• **What you have to do**
Each line that includes the string "time" counts once; give the total and nothing else.
╭─ Material provided
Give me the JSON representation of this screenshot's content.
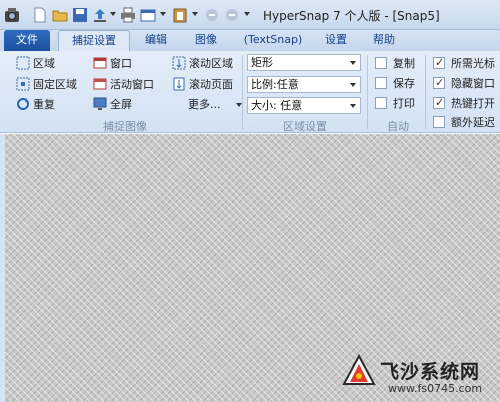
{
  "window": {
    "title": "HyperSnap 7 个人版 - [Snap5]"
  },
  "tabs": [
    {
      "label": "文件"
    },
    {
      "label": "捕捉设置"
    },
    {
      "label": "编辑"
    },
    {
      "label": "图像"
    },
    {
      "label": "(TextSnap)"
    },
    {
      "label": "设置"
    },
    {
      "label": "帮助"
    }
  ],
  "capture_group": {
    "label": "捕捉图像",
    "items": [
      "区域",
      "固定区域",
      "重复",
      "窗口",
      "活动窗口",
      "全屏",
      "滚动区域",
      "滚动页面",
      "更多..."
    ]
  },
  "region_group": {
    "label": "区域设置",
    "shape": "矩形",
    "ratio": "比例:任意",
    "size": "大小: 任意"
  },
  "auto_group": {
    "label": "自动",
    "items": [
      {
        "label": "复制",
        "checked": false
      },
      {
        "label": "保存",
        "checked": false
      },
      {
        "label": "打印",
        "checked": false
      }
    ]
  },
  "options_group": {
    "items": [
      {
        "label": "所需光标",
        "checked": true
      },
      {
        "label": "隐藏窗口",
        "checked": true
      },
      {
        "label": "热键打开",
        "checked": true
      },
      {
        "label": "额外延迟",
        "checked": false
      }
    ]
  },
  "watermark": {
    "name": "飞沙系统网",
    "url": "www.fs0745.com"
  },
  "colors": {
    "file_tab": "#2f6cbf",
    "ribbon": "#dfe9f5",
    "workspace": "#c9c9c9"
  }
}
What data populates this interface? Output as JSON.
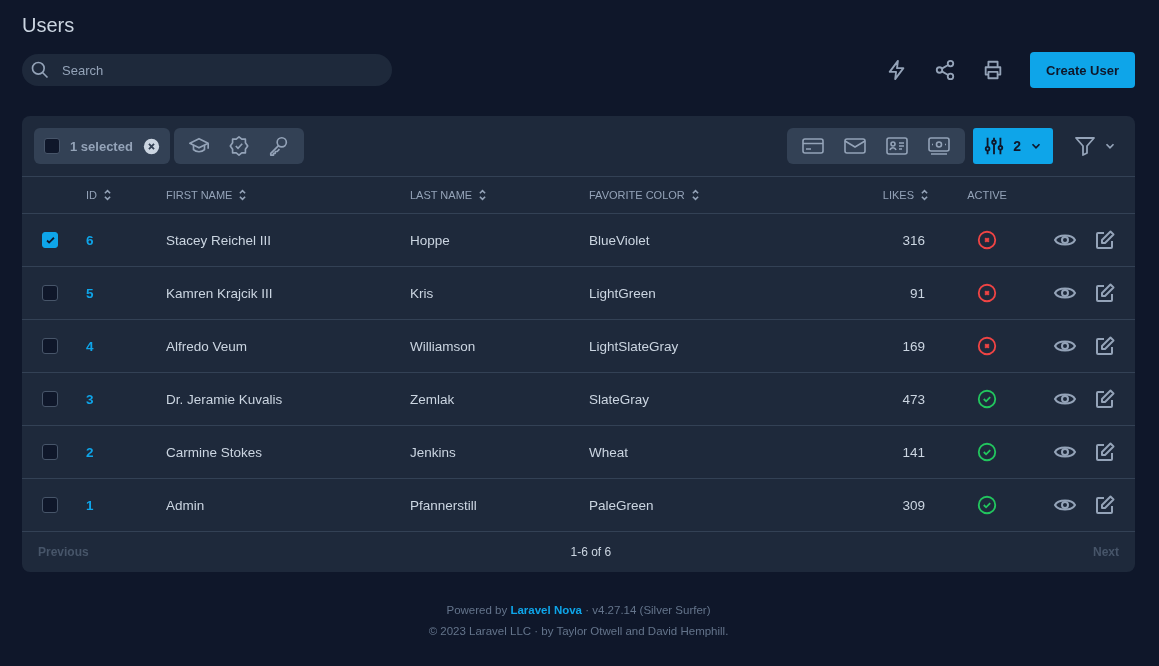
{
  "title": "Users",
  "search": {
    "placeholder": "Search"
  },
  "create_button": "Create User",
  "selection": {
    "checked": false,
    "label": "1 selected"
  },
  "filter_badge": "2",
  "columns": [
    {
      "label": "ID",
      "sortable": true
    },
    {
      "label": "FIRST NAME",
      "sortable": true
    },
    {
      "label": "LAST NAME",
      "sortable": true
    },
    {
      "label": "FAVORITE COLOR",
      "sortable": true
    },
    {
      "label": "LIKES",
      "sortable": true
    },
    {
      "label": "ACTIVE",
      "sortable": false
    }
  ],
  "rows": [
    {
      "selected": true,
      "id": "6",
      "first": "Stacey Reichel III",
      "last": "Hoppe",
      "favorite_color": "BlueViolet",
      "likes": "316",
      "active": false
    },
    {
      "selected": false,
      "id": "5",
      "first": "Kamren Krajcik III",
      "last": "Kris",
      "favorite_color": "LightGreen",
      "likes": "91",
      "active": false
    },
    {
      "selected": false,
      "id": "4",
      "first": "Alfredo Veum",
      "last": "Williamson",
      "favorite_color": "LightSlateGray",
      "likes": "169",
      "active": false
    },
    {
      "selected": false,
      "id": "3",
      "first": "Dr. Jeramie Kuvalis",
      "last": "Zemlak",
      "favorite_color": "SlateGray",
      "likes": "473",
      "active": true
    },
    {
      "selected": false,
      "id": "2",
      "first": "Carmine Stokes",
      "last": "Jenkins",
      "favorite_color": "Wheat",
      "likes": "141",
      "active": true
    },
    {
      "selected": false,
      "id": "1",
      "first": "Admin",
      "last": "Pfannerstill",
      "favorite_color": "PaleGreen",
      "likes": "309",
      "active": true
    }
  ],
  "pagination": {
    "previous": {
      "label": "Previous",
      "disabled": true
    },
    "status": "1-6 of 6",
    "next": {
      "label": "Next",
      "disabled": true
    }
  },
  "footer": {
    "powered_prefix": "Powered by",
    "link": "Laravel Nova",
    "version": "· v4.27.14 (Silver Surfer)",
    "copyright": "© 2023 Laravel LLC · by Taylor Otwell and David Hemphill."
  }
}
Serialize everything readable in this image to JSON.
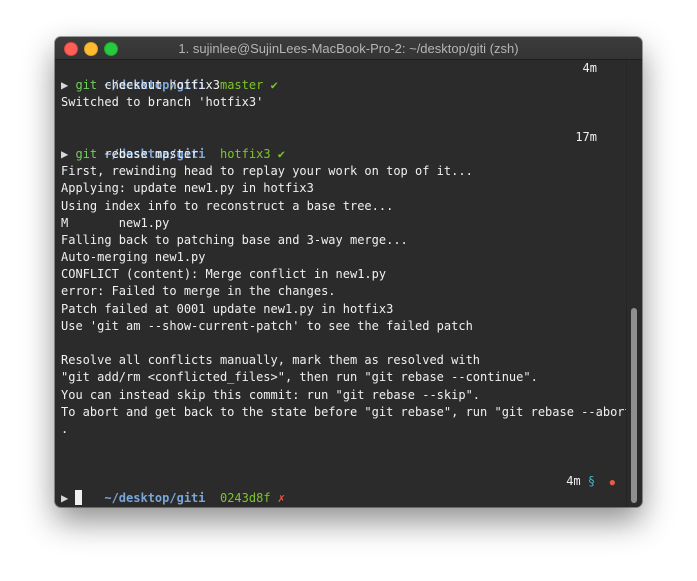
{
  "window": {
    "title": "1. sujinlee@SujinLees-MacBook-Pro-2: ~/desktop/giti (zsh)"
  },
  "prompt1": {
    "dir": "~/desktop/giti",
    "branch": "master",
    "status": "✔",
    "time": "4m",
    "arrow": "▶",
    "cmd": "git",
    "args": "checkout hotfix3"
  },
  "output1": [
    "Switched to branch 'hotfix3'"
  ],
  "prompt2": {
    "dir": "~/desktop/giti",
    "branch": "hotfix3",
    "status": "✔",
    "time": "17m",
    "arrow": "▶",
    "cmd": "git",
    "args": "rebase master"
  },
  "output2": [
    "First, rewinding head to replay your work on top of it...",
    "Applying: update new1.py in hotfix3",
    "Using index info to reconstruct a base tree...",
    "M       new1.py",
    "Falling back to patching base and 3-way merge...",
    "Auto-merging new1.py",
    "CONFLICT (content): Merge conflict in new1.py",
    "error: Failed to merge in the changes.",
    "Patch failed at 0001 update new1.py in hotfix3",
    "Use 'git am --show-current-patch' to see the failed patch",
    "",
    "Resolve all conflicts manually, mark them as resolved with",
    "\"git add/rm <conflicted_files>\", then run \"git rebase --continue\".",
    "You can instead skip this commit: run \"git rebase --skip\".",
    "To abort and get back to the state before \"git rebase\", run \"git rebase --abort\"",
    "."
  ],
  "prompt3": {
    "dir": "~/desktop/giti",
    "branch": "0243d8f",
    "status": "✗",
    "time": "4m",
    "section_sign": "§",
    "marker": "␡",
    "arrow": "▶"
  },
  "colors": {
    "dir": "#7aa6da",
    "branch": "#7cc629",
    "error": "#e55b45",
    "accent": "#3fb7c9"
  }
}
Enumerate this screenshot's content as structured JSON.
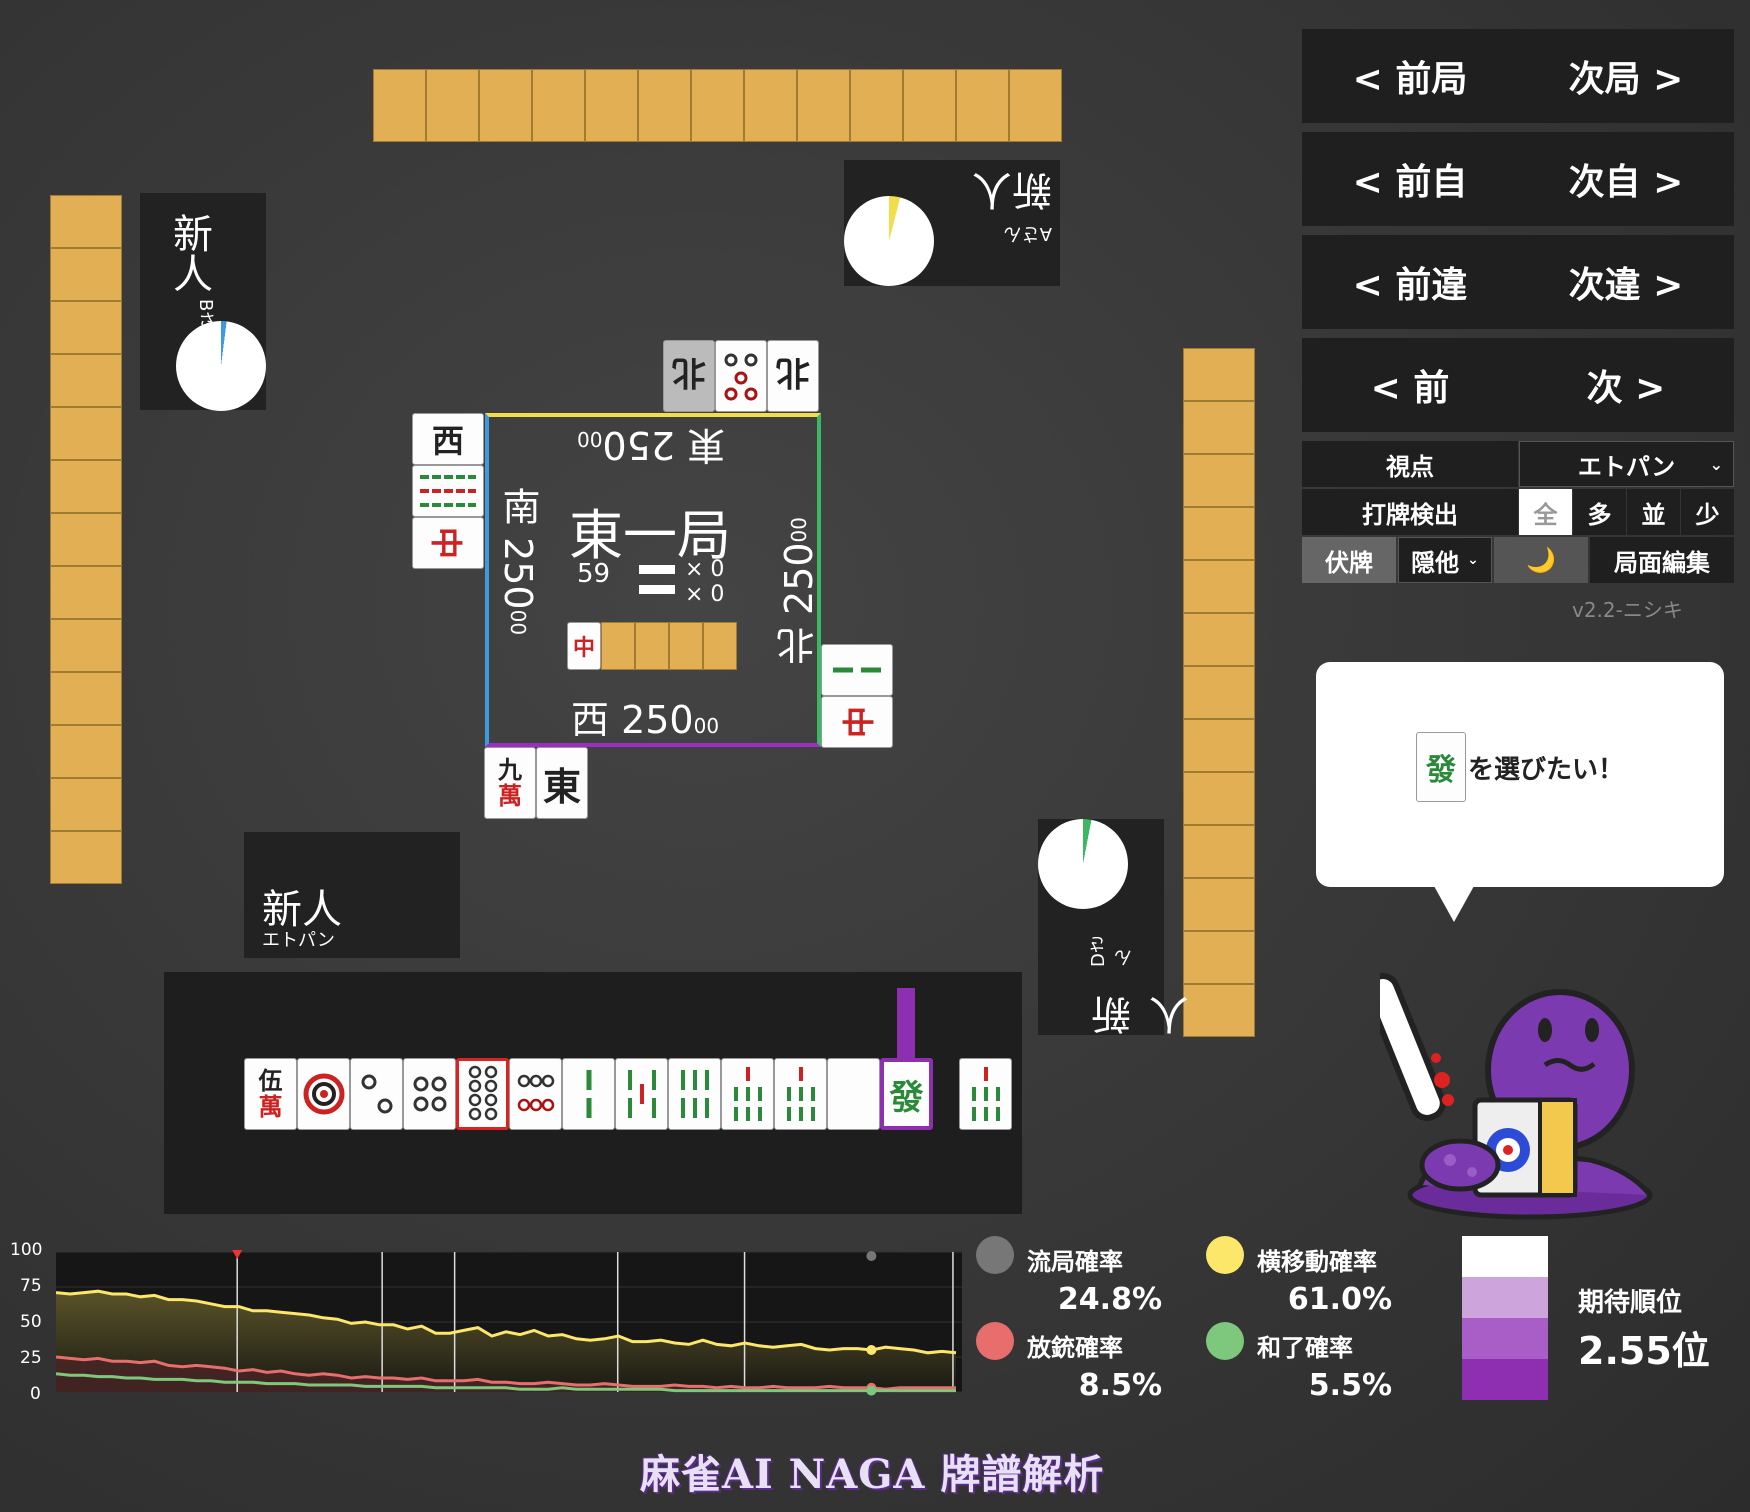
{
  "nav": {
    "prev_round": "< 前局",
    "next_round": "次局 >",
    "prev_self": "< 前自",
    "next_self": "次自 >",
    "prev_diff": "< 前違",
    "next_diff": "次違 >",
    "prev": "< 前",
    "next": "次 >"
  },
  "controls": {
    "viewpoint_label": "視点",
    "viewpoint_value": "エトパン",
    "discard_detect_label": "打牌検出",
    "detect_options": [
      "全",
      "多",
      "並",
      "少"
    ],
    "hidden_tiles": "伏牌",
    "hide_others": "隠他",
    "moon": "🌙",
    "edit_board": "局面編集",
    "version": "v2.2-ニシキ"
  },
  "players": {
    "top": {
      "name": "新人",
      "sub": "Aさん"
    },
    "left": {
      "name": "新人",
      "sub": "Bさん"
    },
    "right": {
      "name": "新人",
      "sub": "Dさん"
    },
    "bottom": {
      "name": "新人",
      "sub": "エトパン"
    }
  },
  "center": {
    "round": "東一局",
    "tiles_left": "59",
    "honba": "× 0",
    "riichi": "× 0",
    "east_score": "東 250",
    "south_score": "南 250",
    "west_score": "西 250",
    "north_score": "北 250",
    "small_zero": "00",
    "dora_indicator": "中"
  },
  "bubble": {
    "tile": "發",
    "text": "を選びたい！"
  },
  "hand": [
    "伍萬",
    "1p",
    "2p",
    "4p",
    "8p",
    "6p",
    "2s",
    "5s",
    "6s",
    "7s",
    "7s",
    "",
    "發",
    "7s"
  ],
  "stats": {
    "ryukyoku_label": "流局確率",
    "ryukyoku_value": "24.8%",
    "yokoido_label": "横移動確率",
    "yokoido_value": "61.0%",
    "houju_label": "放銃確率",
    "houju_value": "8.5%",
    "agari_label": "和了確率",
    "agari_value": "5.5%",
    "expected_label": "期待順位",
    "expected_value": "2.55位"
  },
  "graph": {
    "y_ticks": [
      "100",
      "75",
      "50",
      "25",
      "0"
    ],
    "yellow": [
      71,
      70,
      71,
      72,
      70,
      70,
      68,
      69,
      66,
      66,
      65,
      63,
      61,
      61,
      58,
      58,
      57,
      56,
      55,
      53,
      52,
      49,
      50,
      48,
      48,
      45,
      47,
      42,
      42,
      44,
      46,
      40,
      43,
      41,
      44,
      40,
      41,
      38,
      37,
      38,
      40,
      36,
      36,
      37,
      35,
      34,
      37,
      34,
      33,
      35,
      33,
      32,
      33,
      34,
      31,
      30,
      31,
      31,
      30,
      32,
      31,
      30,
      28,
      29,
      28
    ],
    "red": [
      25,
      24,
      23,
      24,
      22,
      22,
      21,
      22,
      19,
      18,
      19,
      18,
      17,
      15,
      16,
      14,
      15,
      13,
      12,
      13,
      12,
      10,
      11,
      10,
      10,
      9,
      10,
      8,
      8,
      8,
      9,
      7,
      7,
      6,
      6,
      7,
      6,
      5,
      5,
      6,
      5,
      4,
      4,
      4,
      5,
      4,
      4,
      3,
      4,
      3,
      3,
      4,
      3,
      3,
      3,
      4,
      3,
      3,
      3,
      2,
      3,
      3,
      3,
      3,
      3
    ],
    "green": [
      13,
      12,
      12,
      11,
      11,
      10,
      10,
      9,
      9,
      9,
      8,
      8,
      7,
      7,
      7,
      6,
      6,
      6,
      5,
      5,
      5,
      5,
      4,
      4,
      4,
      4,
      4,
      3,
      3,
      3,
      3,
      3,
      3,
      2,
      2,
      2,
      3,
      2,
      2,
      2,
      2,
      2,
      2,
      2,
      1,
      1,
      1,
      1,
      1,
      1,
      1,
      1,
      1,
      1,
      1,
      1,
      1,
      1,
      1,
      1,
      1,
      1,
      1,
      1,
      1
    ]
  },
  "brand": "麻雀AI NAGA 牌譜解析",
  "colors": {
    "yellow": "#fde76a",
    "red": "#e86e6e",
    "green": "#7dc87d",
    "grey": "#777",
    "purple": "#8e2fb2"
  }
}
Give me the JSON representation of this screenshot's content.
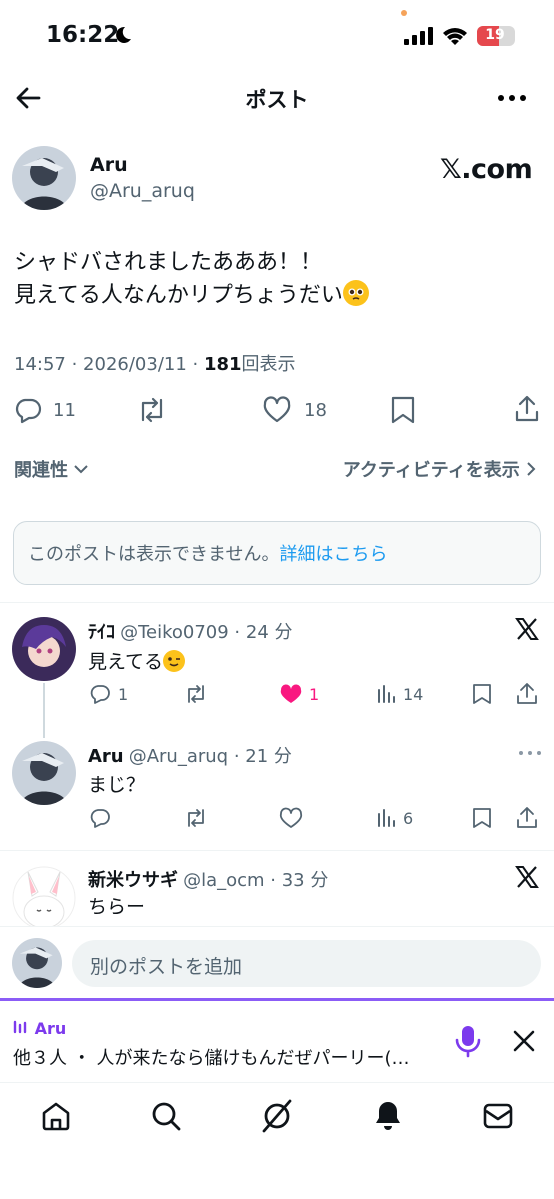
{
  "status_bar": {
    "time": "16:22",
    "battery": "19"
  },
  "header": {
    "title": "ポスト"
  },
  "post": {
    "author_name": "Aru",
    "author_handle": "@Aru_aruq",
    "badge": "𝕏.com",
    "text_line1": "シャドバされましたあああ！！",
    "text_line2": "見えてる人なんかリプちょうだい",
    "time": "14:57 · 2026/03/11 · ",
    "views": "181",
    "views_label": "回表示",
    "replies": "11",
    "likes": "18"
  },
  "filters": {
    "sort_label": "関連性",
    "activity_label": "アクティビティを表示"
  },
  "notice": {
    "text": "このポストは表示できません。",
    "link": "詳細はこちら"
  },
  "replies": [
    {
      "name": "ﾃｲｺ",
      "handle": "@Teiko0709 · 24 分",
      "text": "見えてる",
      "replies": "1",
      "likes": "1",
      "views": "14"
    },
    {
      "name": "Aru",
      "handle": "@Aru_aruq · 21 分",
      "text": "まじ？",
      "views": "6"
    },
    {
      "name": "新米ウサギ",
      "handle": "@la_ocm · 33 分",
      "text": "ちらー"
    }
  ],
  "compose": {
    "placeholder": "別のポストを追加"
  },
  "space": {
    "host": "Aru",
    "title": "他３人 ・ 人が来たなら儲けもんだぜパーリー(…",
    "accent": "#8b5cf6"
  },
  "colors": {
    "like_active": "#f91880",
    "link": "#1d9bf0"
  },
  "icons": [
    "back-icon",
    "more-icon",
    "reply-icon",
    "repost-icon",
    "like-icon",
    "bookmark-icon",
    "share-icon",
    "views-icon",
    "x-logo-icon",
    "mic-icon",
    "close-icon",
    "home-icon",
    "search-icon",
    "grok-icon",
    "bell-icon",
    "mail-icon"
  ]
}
╰─
• **The response**
5